■ YOUR OBJECTIVE
Go through the listing below and gather every line with the word "cual".

Stored items from a collection
● ● ● ● ● ● ●

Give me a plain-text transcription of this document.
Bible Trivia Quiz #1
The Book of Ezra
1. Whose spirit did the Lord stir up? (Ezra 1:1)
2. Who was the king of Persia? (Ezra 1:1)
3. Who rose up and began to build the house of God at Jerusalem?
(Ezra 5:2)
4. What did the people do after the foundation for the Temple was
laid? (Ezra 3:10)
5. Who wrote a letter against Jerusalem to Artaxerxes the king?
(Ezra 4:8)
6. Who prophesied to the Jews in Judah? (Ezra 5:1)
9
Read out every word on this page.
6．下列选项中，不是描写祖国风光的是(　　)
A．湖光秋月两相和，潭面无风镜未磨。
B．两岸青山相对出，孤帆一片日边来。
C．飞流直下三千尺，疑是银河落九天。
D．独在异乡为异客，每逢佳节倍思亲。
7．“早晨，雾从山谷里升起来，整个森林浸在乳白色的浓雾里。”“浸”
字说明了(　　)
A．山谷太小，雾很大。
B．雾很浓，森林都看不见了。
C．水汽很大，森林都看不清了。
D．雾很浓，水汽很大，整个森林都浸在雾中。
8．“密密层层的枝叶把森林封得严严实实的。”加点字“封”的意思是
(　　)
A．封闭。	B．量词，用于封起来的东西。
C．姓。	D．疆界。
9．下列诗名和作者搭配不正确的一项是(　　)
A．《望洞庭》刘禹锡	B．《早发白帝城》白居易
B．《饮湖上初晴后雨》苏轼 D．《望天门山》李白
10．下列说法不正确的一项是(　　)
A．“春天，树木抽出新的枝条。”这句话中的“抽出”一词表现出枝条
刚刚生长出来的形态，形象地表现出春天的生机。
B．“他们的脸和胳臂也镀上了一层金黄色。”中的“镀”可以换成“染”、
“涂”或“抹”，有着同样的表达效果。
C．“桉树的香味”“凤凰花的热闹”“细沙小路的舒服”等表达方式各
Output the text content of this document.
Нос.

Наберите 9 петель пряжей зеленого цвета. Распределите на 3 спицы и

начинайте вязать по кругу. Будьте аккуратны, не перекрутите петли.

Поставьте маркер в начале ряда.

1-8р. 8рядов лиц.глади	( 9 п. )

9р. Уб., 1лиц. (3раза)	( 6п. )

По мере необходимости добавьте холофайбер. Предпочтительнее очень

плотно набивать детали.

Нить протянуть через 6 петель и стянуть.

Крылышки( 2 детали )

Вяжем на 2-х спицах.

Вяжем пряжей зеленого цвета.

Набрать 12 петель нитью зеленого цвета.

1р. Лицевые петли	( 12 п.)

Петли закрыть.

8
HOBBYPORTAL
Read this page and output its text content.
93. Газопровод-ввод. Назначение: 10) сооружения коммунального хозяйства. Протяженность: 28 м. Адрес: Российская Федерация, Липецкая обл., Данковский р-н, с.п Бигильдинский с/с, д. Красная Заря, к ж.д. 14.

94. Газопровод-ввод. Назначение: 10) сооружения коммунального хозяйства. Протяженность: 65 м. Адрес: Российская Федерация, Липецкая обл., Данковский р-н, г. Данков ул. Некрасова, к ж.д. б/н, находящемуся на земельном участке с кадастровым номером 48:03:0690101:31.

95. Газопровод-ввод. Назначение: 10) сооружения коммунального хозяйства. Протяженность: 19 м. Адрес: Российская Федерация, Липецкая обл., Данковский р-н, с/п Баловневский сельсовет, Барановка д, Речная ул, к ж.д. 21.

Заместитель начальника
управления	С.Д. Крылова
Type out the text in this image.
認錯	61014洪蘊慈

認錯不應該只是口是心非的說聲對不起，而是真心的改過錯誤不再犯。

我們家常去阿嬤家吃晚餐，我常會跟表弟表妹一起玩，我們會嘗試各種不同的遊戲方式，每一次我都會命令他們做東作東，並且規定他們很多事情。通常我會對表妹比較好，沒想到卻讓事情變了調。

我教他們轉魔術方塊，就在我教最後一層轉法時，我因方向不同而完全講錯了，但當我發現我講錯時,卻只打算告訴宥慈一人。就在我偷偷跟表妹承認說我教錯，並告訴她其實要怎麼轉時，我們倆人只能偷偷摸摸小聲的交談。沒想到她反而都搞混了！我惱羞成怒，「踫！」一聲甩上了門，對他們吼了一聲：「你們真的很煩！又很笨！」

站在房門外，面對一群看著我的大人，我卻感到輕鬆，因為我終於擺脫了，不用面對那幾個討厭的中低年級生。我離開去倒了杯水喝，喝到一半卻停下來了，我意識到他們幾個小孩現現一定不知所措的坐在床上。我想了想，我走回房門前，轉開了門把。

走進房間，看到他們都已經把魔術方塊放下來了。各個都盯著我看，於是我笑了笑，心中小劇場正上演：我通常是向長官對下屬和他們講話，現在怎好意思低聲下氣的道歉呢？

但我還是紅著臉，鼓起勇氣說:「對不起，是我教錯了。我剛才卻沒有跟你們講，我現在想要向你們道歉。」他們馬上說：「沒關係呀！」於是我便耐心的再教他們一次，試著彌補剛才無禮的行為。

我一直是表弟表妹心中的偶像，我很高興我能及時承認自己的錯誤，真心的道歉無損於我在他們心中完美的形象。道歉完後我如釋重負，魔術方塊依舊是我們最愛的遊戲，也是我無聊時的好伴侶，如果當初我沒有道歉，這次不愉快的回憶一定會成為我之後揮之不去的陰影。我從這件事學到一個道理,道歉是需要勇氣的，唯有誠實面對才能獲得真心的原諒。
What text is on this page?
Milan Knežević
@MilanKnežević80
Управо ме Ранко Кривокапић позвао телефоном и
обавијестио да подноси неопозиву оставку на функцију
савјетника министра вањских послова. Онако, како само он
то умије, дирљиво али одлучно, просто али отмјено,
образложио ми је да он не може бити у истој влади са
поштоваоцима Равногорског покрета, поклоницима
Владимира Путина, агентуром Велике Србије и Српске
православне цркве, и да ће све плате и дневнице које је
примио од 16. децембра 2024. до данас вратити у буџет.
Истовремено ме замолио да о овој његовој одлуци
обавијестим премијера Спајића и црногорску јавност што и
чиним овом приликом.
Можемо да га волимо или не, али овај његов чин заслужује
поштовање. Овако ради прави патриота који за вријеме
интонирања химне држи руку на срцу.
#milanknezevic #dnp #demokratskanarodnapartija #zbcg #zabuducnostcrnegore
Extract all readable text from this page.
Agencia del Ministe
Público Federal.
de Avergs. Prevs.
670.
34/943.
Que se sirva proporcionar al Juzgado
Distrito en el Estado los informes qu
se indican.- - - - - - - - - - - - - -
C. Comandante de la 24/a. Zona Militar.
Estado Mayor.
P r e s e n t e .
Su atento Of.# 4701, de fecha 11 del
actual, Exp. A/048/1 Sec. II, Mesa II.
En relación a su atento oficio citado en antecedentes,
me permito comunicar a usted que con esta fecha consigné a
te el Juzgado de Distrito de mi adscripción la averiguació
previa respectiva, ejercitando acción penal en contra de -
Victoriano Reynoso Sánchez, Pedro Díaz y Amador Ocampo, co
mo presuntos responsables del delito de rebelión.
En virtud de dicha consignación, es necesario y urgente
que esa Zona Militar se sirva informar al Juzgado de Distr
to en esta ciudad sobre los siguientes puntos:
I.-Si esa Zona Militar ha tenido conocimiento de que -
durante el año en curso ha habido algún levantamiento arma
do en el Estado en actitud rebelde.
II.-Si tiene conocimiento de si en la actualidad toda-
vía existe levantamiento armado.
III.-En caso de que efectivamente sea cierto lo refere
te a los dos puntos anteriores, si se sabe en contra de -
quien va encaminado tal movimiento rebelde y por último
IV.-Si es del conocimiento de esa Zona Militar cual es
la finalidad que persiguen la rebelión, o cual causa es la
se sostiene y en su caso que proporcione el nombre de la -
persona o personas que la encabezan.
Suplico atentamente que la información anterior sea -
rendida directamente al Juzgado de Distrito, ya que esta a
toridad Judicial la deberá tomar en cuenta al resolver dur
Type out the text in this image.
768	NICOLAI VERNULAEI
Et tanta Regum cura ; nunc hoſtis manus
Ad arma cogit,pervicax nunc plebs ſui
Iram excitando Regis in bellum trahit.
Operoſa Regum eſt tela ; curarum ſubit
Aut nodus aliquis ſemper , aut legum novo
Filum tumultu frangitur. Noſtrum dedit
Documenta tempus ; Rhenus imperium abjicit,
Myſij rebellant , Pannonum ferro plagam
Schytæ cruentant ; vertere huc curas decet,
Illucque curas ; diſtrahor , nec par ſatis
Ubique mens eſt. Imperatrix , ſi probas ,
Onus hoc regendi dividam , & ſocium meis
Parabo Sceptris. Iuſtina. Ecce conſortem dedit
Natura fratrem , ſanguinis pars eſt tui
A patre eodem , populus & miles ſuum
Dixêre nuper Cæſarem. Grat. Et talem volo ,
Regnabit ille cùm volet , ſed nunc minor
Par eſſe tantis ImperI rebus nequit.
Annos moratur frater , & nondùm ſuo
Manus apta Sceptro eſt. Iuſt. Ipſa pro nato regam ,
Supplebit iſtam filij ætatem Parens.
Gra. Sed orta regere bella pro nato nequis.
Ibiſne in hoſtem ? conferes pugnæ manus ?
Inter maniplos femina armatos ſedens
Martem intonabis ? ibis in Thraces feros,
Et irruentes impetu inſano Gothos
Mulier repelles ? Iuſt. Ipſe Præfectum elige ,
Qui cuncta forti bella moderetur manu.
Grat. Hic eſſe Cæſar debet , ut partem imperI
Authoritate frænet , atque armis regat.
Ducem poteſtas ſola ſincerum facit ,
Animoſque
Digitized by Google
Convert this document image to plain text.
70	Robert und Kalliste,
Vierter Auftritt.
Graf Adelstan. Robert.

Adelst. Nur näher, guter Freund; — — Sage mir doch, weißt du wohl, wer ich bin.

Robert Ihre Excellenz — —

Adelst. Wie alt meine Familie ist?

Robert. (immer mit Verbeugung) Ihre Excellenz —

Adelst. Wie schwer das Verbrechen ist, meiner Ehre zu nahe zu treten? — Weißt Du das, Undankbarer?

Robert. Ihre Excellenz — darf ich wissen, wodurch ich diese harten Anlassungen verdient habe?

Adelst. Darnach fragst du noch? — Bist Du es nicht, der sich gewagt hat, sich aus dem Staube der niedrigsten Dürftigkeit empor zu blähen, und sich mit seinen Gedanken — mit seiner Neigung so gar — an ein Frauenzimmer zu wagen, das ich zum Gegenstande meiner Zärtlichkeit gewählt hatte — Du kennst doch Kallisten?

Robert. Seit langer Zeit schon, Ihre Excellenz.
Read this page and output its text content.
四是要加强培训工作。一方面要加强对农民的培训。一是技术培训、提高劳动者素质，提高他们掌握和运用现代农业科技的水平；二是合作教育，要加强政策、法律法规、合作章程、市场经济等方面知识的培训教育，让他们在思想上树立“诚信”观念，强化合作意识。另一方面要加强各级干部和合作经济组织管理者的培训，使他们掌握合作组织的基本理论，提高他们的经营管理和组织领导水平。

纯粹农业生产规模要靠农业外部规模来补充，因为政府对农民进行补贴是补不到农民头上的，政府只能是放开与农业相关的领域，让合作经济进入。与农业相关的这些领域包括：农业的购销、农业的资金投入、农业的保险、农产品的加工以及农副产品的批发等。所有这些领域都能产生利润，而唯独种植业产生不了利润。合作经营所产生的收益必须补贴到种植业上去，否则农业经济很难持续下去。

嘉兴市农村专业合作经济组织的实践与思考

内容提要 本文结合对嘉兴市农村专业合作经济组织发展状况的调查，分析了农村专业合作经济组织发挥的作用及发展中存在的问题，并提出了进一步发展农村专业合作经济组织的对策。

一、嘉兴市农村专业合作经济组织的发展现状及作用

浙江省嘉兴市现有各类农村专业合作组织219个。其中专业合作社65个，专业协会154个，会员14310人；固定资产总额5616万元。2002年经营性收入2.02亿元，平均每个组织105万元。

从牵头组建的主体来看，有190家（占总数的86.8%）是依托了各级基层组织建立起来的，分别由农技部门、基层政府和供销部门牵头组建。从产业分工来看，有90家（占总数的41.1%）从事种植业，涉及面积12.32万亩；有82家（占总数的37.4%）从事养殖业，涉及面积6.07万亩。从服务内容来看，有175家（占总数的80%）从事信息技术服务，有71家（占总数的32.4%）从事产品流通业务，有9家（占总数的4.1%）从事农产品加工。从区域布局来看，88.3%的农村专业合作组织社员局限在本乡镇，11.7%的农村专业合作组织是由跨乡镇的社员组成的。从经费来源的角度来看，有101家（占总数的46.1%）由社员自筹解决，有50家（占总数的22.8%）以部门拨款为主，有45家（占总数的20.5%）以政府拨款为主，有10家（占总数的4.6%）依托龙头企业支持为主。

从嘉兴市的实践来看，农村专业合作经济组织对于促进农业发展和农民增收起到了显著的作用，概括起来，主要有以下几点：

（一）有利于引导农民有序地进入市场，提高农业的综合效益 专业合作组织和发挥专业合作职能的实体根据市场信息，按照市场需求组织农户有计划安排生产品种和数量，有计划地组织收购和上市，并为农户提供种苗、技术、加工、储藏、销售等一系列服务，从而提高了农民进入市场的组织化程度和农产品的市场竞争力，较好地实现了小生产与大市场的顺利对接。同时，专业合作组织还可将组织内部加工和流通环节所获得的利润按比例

● ● ● ● ● ● ●

■ TASK ANSWER
IV.-Si es del conocimiento de esa Zona Militar cual es
la finalidad que persiguen la rebelión, o cual causa es la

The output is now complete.